**Exercise details:**
Could you transcribe every record below exactly as written, leaving out any pictures?

# start of Given information

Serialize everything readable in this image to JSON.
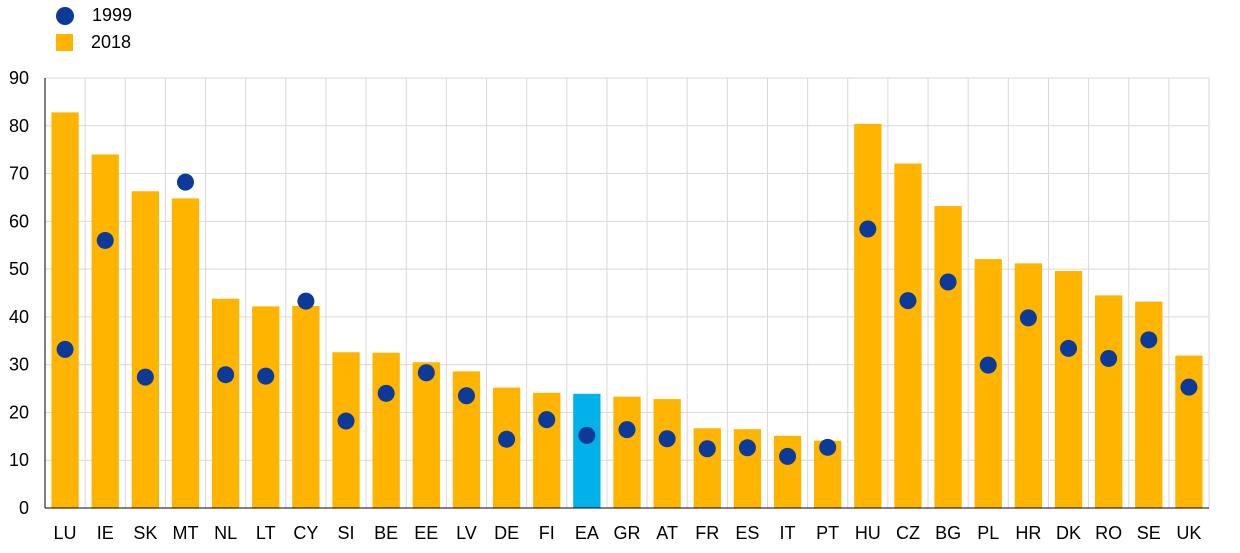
{
  "chart_data": {
    "type": "bar",
    "categories": [
      "LU",
      "IE",
      "SK",
      "MT",
      "NL",
      "LT",
      "CY",
      "SI",
      "BE",
      "EE",
      "LV",
      "DE",
      "FI",
      "EA",
      "GR",
      "AT",
      "FR",
      "ES",
      "IT",
      "PT",
      "HU",
      "CZ",
      "BG",
      "PL",
      "HR",
      "DK",
      "RO",
      "SE",
      "UK"
    ],
    "series": [
      {
        "name": "2018",
        "kind": "bar",
        "values": [
          82.8,
          74.0,
          66.3,
          64.8,
          43.8,
          42.2,
          42.3,
          32.6,
          32.5,
          30.5,
          28.6,
          25.2,
          24.1,
          23.9,
          23.3,
          22.8,
          16.7,
          16.5,
          15.1,
          14.1,
          80.4,
          72.1,
          63.2,
          52.1,
          51.2,
          49.6,
          44.5,
          43.2,
          31.9
        ]
      },
      {
        "name": "1999",
        "kind": "dot",
        "values": [
          33.2,
          56.0,
          27.4,
          68.2,
          27.9,
          27.6,
          43.3,
          18.2,
          24.0,
          28.3,
          23.5,
          14.4,
          18.5,
          15.2,
          16.4,
          14.5,
          12.4,
          12.6,
          10.8,
          12.7,
          58.4,
          43.4,
          47.3,
          29.9,
          39.8,
          33.4,
          31.3,
          35.2,
          25.3
        ]
      }
    ],
    "highlight_category": "EA",
    "ylim": [
      0,
      90
    ],
    "yticks": [
      "0",
      "10",
      "20",
      "30",
      "40",
      "50",
      "60",
      "70",
      "80",
      "90"
    ],
    "grid": true,
    "legend_position": "top-left",
    "colors": {
      "bar": "#ffb400",
      "bar_highlight": "#00b1ea",
      "dot": "#0b3a99",
      "grid": "#d9d9d9",
      "axis": "#000000"
    }
  },
  "legend": [
    {
      "label": "1999",
      "marker": "dot"
    },
    {
      "label": "2018",
      "marker": "square"
    }
  ]
}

# end of Given information

**Right answer:**
Serialize everything readable in this image to JSON.
{
  "chart_data": {
    "type": "bar",
    "categories": [
      "LU",
      "IE",
      "SK",
      "MT",
      "NL",
      "LT",
      "CY",
      "SI",
      "BE",
      "EE",
      "LV",
      "DE",
      "FI",
      "EA",
      "GR",
      "AT",
      "FR",
      "ES",
      "IT",
      "PT",
      "HU",
      "CZ",
      "BG",
      "PL",
      "HR",
      "DK",
      "RO",
      "SE",
      "UK"
    ],
    "series": [
      {
        "name": "2018",
        "kind": "bar",
        "values": [
          82.8,
          74.0,
          66.3,
          64.8,
          43.8,
          42.2,
          42.3,
          32.6,
          32.5,
          30.5,
          28.6,
          25.2,
          24.1,
          23.9,
          23.3,
          22.8,
          16.7,
          16.5,
          15.1,
          14.1,
          80.4,
          72.1,
          63.2,
          52.1,
          51.2,
          49.6,
          44.5,
          43.2,
          31.9
        ]
      },
      {
        "name": "1999",
        "kind": "dot",
        "values": [
          33.2,
          56.0,
          27.4,
          68.2,
          27.9,
          27.6,
          43.3,
          18.2,
          24.0,
          28.3,
          23.5,
          14.4,
          18.5,
          15.2,
          16.4,
          14.5,
          12.4,
          12.6,
          10.8,
          12.7,
          58.4,
          43.4,
          47.3,
          29.9,
          39.8,
          33.4,
          31.3,
          35.2,
          25.3
        ]
      }
    ],
    "highlight_category": "EA",
    "ylim": [
      0,
      90
    ],
    "yticks": [
      "0",
      "10",
      "20",
      "30",
      "40",
      "50",
      "60",
      "70",
      "80",
      "90"
    ],
    "grid": true,
    "legend_position": "top-left",
    "colors": {
      "bar": "#ffb400",
      "bar_highlight": "#00b1ea",
      "dot": "#0b3a99",
      "grid": "#d9d9d9",
      "axis": "#000000"
    }
  },
  "legend": [
    {
      "label": "1999",
      "marker": "dot"
    },
    {
      "label": "2018",
      "marker": "square"
    }
  ]
}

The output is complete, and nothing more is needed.